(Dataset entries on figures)

···

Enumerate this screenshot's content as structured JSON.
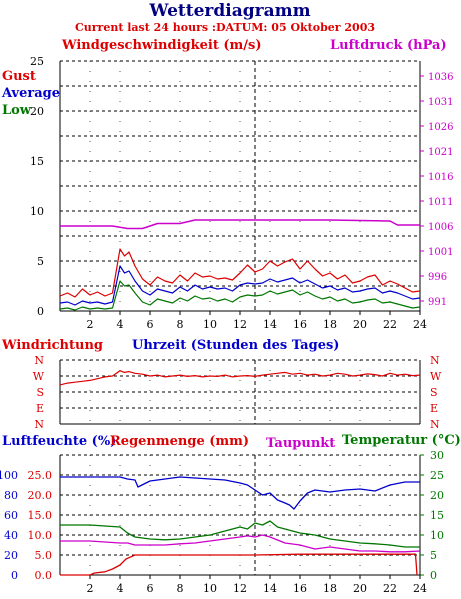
{
  "title": "Wetterdiagramm",
  "subtitle": "Current last 24 hours :DATUM: 05 Oktober 2003",
  "colors": {
    "gust": "#dd0000",
    "average": "#0000cc",
    "low": "#007700",
    "pressure": "#cc00cc",
    "direction": "#dd0000",
    "humidity": "#0000cc",
    "rain": "#dd0000",
    "dewpoint": "#cc00cc",
    "temperature": "#007700",
    "title": "#000080",
    "grid": "#000000",
    "current_time_line": "#000000"
  },
  "chart_data": [
    {
      "id": "wind",
      "type": "line",
      "title_left": "Windgeschwindigkeit (m/s)",
      "title_right": "Luftdruck (hPa)",
      "legend": [
        "Gust",
        "Average",
        "Low"
      ],
      "xlabel": "Uhrzeit (Stunden des Tages)",
      "xlim": [
        0,
        24
      ],
      "x_ticks": [
        "2",
        "4",
        "6",
        "8",
        "10",
        "12",
        "14",
        "16",
        "18",
        "20",
        "22",
        "24"
      ],
      "ylim_left": [
        0,
        25
      ],
      "y_ticks_left": [
        "0",
        "5",
        "10",
        "15",
        "20",
        "25"
      ],
      "ylim_right": [
        989,
        1039
      ],
      "y_ticks_right": [
        "991",
        "996",
        "1001",
        "1006",
        "1011",
        "1016",
        "1021",
        "1026",
        "1031",
        "1036"
      ],
      "current_hour": 13,
      "series": [
        {
          "name": "Gust",
          "color_key": "gust",
          "axis": "left",
          "x": [
            0,
            0.5,
            1,
            1.5,
            2,
            2.5,
            3,
            3.5,
            4,
            4.3,
            4.6,
            5,
            5.5,
            6,
            6.5,
            7,
            7.5,
            8,
            8.5,
            9,
            9.5,
            10,
            10.5,
            11,
            11.5,
            12,
            12.5,
            13,
            13.5,
            14,
            14.5,
            15,
            15.5,
            16,
            16.5,
            17,
            17.5,
            18,
            18.5,
            19,
            19.5,
            20,
            20.5,
            21,
            21.5,
            22,
            22.5,
            23,
            23.5,
            24
          ],
          "y": [
            1.5,
            1.8,
            1.4,
            2.2,
            1.6,
            1.9,
            1.5,
            1.8,
            6.2,
            5.5,
            5.9,
            4.5,
            3.2,
            2.6,
            3.4,
            3.0,
            2.8,
            3.6,
            3.0,
            3.8,
            3.4,
            3.5,
            3.2,
            3.3,
            3.1,
            3.8,
            4.6,
            3.9,
            4.2,
            5.0,
            4.5,
            4.9,
            5.2,
            4.2,
            5.0,
            4.2,
            3.5,
            3.8,
            3.2,
            3.6,
            2.8,
            3.0,
            3.4,
            3.6,
            2.6,
            3.0,
            2.7,
            2.3,
            1.9,
            2.0
          ]
        },
        {
          "name": "Average",
          "color_key": "average",
          "axis": "left",
          "x": [
            0,
            0.5,
            1,
            1.5,
            2,
            2.5,
            3,
            3.5,
            4,
            4.3,
            4.6,
            5,
            5.5,
            6,
            6.5,
            7,
            7.5,
            8,
            8.5,
            9,
            9.5,
            10,
            10.5,
            11,
            11.5,
            12,
            12.5,
            13,
            13.5,
            14,
            14.5,
            15,
            15.5,
            16,
            16.5,
            17,
            17.5,
            18,
            18.5,
            19,
            19.5,
            20,
            20.5,
            21,
            21.5,
            22,
            22.5,
            23,
            23.5,
            24
          ],
          "y": [
            0.8,
            0.9,
            0.6,
            1.0,
            0.8,
            0.9,
            0.7,
            0.9,
            4.5,
            3.8,
            4.0,
            3.0,
            2.0,
            1.6,
            2.2,
            2.0,
            1.8,
            2.4,
            2.0,
            2.6,
            2.2,
            2.4,
            2.2,
            2.3,
            2.0,
            2.6,
            2.8,
            2.7,
            2.8,
            3.2,
            2.9,
            3.1,
            3.3,
            2.8,
            3.1,
            2.7,
            2.3,
            2.5,
            2.1,
            2.3,
            1.9,
            2.0,
            2.2,
            2.3,
            1.8,
            2.0,
            1.8,
            1.5,
            1.2,
            1.3
          ]
        },
        {
          "name": "Low",
          "color_key": "low",
          "axis": "left",
          "x": [
            0,
            0.5,
            1,
            1.5,
            2,
            2.5,
            3,
            3.5,
            4,
            4.3,
            4.6,
            5,
            5.5,
            6,
            6.5,
            7,
            7.5,
            8,
            8.5,
            9,
            9.5,
            10,
            10.5,
            11,
            11.5,
            12,
            12.5,
            13,
            13.5,
            14,
            14.5,
            15,
            15.5,
            16,
            16.5,
            17,
            17.5,
            18,
            18.5,
            19,
            19.5,
            20,
            20.5,
            21,
            21.5,
            22,
            22.5,
            23,
            23.5,
            24
          ],
          "y": [
            0.2,
            0.3,
            0.1,
            0.4,
            0.2,
            0.3,
            0.2,
            0.3,
            3.0,
            2.5,
            2.6,
            1.8,
            0.9,
            0.6,
            1.2,
            1.0,
            0.8,
            1.3,
            1.0,
            1.5,
            1.2,
            1.3,
            1.0,
            1.2,
            0.9,
            1.4,
            1.6,
            1.5,
            1.6,
            2.0,
            1.7,
            1.9,
            2.1,
            1.6,
            1.9,
            1.5,
            1.2,
            1.4,
            1.0,
            1.2,
            0.8,
            0.9,
            1.1,
            1.2,
            0.8,
            0.9,
            0.7,
            0.5,
            0.3,
            0.4
          ]
        },
        {
          "name": "Luftdruck",
          "color_key": "pressure",
          "axis": "right",
          "x": [
            0,
            3.5,
            4.5,
            5.5,
            6,
            6.5,
            8,
            9,
            13,
            18,
            22,
            22.5,
            24
          ],
          "y": [
            1006.0,
            1006.0,
            1005.5,
            1005.5,
            1006.0,
            1006.5,
            1006.5,
            1007.2,
            1007.2,
            1007.2,
            1007.0,
            1006.2,
            1006.2
          ]
        }
      ]
    },
    {
      "id": "direction",
      "type": "line",
      "title": "Windrichtung",
      "categories": [
        "N",
        "W",
        "S",
        "E",
        "N"
      ],
      "current_hour": 13,
      "series": [
        {
          "name": "Windrichtung",
          "color_key": "direction",
          "x": [
            0,
            0.5,
            1,
            1.5,
            2,
            2.5,
            3,
            3.5,
            4,
            4.3,
            4.6,
            5,
            5.5,
            6,
            6.5,
            7,
            7.5,
            8,
            8.5,
            9,
            9.5,
            10,
            10.5,
            11,
            11.5,
            12,
            12.5,
            13,
            13.5,
            14,
            14.5,
            15,
            15.5,
            16,
            16.5,
            17,
            17.5,
            18,
            18.5,
            19,
            19.5,
            20,
            20.5,
            21,
            21.5,
            22,
            22.5,
            23,
            23.5,
            24
          ],
          "y": [
            220,
            230,
            235,
            240,
            245,
            255,
            265,
            270,
            300,
            290,
            295,
            285,
            280,
            270,
            275,
            265,
            270,
            275,
            268,
            272,
            265,
            270,
            268,
            275,
            265,
            270,
            272,
            268,
            275,
            280,
            285,
            290,
            280,
            285,
            275,
            280,
            270,
            275,
            285,
            280,
            270,
            275,
            282,
            278,
            270,
            285,
            275,
            280,
            272,
            275
          ]
        }
      ]
    },
    {
      "id": "humidity",
      "type": "line",
      "title_left": "Luftfeuchte (%)",
      "title_left2": "Regenmenge (mm)",
      "title_mid": "Taupunkt",
      "title_right": "Temperatur (",
      "title_right_unit": "°C)",
      "xlim": [
        0,
        24
      ],
      "x_ticks": [
        "2",
        "4",
        "6",
        "8",
        "10",
        "12",
        "14",
        "16",
        "18",
        "20",
        "22",
        "24"
      ],
      "ylim_humidity": [
        0,
        120
      ],
      "y_ticks_humidity": [
        "0",
        "20",
        "40",
        "60",
        "80",
        "100"
      ],
      "ylim_rain": [
        0,
        30
      ],
      "y_ticks_rain": [
        "0.0",
        "5.0",
        "10.0",
        "15.0",
        "20.0",
        "25.0"
      ],
      "ylim_temp": [
        0,
        30
      ],
      "y_ticks_temp": [
        "0",
        "5",
        "10",
        "15",
        "20",
        "25",
        "30"
      ],
      "current_hour": 13,
      "series": [
        {
          "name": "Luftfeuchte",
          "color_key": "humidity",
          "axis": "humidity",
          "x": [
            0,
            2,
            4,
            4.5,
            5,
            5.2,
            6,
            7,
            8,
            9,
            10,
            11,
            12,
            12.5,
            13,
            13.5,
            14,
            14.5,
            15,
            15.3,
            15.6,
            16,
            16.5,
            17,
            18,
            19,
            20,
            21,
            22,
            23,
            24
          ],
          "y": [
            98,
            98,
            98,
            96,
            95,
            88,
            94,
            96,
            98,
            97,
            96,
            95,
            92,
            90,
            85,
            80,
            82,
            75,
            72,
            70,
            66,
            74,
            82,
            85,
            83,
            85,
            86,
            84,
            90,
            93,
            93
          ]
        },
        {
          "name": "Regenmenge",
          "color_key": "rain",
          "axis": "rain",
          "x": [
            0,
            1.2,
            2,
            2.3,
            3,
            3.5,
            4,
            4.4,
            5,
            8,
            13,
            16,
            20,
            23.7,
            23.8
          ],
          "y": [
            0,
            0,
            0,
            0.5,
            0.8,
            1.5,
            2.5,
            4.0,
            5.0,
            5.0,
            5.0,
            5.2,
            5.2,
            5.2,
            0
          ]
        },
        {
          "name": "Taupunkt",
          "color_key": "dewpoint",
          "axis": "temp",
          "x": [
            0,
            2,
            4,
            4.5,
            5,
            6,
            7,
            8,
            9,
            10,
            11,
            12,
            12.5,
            13,
            13.5,
            14,
            15,
            16,
            17,
            18,
            19,
            20,
            21,
            22,
            23,
            24
          ],
          "y": [
            8.5,
            8.5,
            8.0,
            8.0,
            7.5,
            7.5,
            7.5,
            7.8,
            8.0,
            8.5,
            9.0,
            9.5,
            9.8,
            9.5,
            10.0,
            9.5,
            8.0,
            7.5,
            6.5,
            7.0,
            6.5,
            6.0,
            6.0,
            5.8,
            5.8,
            6.0
          ]
        },
        {
          "name": "Temperatur",
          "color_key": "temperature",
          "axis": "temp",
          "x": [
            0,
            2,
            4,
            4.5,
            5,
            6,
            7,
            8,
            9,
            10,
            11,
            12,
            12.5,
            13,
            13.5,
            14,
            14.5,
            15,
            16,
            17,
            18,
            19,
            20,
            21,
            22,
            23,
            24
          ],
          "y": [
            12.5,
            12.5,
            12.0,
            10.5,
            9.5,
            9.0,
            8.8,
            9.0,
            9.5,
            10.0,
            11.0,
            12.0,
            11.5,
            13.0,
            12.5,
            13.5,
            12.0,
            11.5,
            10.5,
            10.0,
            9.0,
            8.5,
            8.0,
            7.8,
            7.5,
            7.0,
            7.0
          ]
        }
      ]
    }
  ]
}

···

WHAT IS EXPECTED
Check each line of the records for the word "Luftfeuchte" and extract those that contain it.

RESULT OF THIS TASK
      "title_left": "Luftfeuchte (%)",
          "name": "Luftfeuchte",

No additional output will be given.